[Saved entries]
## Start
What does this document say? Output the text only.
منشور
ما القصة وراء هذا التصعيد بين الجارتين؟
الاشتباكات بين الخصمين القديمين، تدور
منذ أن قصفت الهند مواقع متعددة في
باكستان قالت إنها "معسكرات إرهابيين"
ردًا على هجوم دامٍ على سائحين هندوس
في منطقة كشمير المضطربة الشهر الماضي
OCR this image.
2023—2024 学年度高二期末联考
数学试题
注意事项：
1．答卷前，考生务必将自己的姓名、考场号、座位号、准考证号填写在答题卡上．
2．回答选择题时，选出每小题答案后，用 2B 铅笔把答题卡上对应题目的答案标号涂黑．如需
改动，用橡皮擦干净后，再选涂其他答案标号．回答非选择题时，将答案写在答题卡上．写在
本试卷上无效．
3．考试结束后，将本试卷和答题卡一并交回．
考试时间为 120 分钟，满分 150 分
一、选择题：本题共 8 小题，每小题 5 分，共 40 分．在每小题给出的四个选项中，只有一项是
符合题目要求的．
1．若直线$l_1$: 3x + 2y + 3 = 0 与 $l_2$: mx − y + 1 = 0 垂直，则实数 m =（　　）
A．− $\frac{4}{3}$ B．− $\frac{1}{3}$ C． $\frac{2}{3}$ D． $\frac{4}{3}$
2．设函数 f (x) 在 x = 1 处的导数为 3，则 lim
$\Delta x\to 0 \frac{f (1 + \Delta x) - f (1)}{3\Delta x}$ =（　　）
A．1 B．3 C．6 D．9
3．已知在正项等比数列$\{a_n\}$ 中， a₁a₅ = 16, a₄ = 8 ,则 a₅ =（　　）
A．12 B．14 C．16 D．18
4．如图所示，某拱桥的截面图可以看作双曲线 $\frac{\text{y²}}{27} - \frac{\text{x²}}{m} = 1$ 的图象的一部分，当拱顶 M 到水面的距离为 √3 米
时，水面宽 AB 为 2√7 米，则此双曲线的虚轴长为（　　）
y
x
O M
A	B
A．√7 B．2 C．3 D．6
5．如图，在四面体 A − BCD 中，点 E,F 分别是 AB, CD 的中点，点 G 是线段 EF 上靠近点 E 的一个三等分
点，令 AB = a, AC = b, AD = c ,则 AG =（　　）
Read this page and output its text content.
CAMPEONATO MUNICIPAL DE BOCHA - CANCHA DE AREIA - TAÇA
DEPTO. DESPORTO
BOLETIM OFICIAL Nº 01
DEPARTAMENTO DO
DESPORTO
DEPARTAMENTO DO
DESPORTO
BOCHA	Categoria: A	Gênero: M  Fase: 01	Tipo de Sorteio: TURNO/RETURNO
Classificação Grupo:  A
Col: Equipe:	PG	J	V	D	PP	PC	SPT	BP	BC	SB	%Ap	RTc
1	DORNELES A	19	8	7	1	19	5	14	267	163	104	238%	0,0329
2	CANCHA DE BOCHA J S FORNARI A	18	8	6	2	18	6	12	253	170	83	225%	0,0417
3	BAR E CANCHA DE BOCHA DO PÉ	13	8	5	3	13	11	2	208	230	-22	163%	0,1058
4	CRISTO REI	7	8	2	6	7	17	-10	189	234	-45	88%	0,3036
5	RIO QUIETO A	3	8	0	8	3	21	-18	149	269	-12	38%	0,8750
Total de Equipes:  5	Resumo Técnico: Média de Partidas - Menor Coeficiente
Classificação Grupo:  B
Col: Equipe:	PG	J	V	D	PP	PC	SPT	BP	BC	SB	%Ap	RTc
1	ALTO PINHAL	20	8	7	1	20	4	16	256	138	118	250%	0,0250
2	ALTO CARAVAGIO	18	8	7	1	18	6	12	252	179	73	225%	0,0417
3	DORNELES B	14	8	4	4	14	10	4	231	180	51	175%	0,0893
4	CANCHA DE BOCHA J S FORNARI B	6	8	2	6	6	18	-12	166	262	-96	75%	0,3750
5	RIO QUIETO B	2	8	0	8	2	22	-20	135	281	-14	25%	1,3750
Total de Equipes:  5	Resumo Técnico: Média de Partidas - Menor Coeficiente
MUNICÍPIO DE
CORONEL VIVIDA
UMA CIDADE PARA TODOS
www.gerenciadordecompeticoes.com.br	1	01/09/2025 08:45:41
## End
Which lines above hold the word "FORNARI"? Copy each of them.

== Finished task ==
2	CANCHA DE BOCHA J S FORNARI A	18	8	6	2	18	6	12	253	170	83	225%	0,0417
4	CANCHA DE BOCHA J S FORNARI B	6	8	2	6	6	18	-12	166	262	-96	75%	0,3750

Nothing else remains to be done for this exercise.